═════ Data extract

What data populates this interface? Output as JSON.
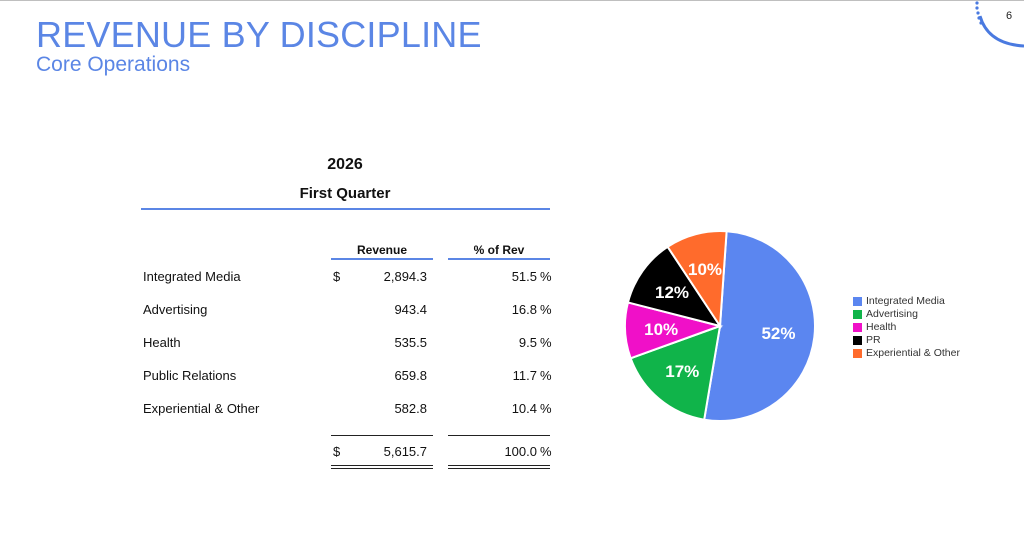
{
  "header": {
    "title": "REVENUE BY DISCIPLINE",
    "subtitle": "Core Operations",
    "page_number": "6"
  },
  "table": {
    "year": "2026",
    "period": "First Quarter",
    "col_revenue": "Revenue",
    "col_pct": "% of Rev",
    "currency": "$",
    "percent_sign": "%",
    "rows": [
      {
        "label": "Integrated Media",
        "revenue": "2,894.3",
        "pct": "51.5",
        "currency": "$"
      },
      {
        "label": "Advertising",
        "revenue": "943.4",
        "pct": "16.8",
        "currency": ""
      },
      {
        "label": "Health",
        "revenue": "535.5",
        "pct": "9.5",
        "currency": ""
      },
      {
        "label": "Public Relations",
        "revenue": "659.8",
        "pct": "11.7",
        "currency": ""
      },
      {
        "label": "Experiential & Other",
        "revenue": "582.8",
        "pct": "10.4",
        "currency": ""
      }
    ],
    "total": {
      "revenue": "5,615.7",
      "pct": "100.0",
      "currency": "$"
    }
  },
  "chart_data": {
    "type": "pie",
    "title": "",
    "categories": [
      "Integrated Media",
      "Advertising",
      "Health",
      "PR",
      "Experiential & Other"
    ],
    "values": [
      51.5,
      16.8,
      9.5,
      11.7,
      10.4
    ],
    "data_labels": [
      "52%",
      "17%",
      "10%",
      "12%",
      "10%"
    ],
    "colors": [
      "#5b86f0",
      "#10b44a",
      "#f010c8",
      "#000000",
      "#ff6b2c"
    ],
    "legend_position": "right",
    "start_angle_deg": 4
  }
}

══════════

From the listing above, copy every line that holds the string "Experiential".

• **Task solution**
        "label": "Experiential & Other",
      "Experiential & Other"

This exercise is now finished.